SET PROBLEM |
Write each record again exactly as it stands.
##### INPUT ROWS #####
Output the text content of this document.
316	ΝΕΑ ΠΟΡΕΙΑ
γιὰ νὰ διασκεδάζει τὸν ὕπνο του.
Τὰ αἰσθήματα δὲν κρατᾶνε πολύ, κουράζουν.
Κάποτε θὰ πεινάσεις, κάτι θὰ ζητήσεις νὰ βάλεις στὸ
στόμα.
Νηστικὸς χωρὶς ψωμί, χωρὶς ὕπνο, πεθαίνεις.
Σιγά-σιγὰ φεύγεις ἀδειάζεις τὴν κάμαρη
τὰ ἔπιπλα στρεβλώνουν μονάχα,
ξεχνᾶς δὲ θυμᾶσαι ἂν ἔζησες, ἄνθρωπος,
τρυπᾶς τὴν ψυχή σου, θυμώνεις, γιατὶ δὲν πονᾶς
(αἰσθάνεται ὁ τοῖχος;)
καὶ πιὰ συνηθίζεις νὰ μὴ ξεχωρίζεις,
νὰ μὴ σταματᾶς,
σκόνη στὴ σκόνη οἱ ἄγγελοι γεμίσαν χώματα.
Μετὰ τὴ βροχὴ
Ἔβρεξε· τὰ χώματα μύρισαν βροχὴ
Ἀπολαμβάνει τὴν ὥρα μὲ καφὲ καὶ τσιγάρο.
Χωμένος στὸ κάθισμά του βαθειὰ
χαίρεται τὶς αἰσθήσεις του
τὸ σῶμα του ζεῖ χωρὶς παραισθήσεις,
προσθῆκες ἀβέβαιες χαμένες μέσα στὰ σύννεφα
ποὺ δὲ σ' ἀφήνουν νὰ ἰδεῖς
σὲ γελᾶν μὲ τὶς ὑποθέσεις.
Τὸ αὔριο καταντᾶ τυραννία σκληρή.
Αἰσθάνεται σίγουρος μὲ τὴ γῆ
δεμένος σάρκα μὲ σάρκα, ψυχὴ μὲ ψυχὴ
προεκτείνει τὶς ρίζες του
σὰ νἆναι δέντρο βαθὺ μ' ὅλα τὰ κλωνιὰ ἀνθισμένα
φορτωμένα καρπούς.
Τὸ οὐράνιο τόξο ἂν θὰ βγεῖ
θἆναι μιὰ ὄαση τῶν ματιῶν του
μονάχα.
#####
FINAL RESULT |
Output the text content of this document.
316	ΝΕΑ ΠΟΡΕΙΑ
γιὰ νὰ διασκεδάζει τὸν ὕπνο του.
Τὰ αἰσθήματα δὲν κρατᾶνε πολύ, κουράζουν.
Κάποτε θὰ πεινάσεις, κάτι θὰ ζητήσεις νὰ βάλεις στὸ
στόμα.
Νηστικὸς χωρὶς ψωμί, χωρὶς ὕπνο, πεθαίνεις.
Σιγά-σιγὰ φεύγεις ἀδειάζεις τὴν κάμαρη
τὰ ἔπιπλα στρεβλώνουν μονάχα,
ξεχνᾶς δὲ θυμᾶσαι ἂν ἔζησες, ἄνθρωπος,
τρυπᾶς τὴν ψυχή σου, θυμώνεις, γιατὶ δὲν πονᾶς
(αἰσθάνεται ὁ τοῖχος;)
καὶ πιὰ συνηθίζεις νὰ μὴ ξεχωρίζεις,
νὰ μὴ σταματᾶς,
σκόνη στὴ σκόνη οἱ ἄγγελοι γεμίσαν χώματα.
Μετὰ τὴ βροχὴ
Ἔβρεξε· τὰ χώματα μύρισαν βροχὴ
Ἀπολαμβάνει τὴν ὥρα μὲ καφὲ καὶ τσιγάρο.
Χωμένος στὸ κάθισμά του βαθειὰ
χαίρεται τὶς αἰσθήσεις του
τὸ σῶμα του ζεῖ χωρὶς παραισθήσεις,
προσθῆκες ἀβέβαιες χαμένες μέσα στὰ σύννεφα
ποὺ δὲ σ' ἀφήνουν νὰ ἰδεῖς
σὲ γελᾶν μὲ τὶς ὑποθέσεις.
Τὸ αὔριο καταντᾶ τυραννία σκληρή.
Αἰσθάνεται σίγουρος μὲ τὴ γῆ
δεμένος σάρκα μὲ σάρκα, ψυχὴ μὲ ψυχὴ
προεκτείνει τὶς ρίζες του
σὰ νἆναι δέντρο βαθὺ μ' ὅλα τὰ κλωνιὰ ἀνθισμένα
φορτωμένα καρπούς.
Τὸ οὐράνιο τόξο ἂν θὰ βγεῖ
θἆναι μιὰ ὄαση τῶν ματιῶν του
μονάχα.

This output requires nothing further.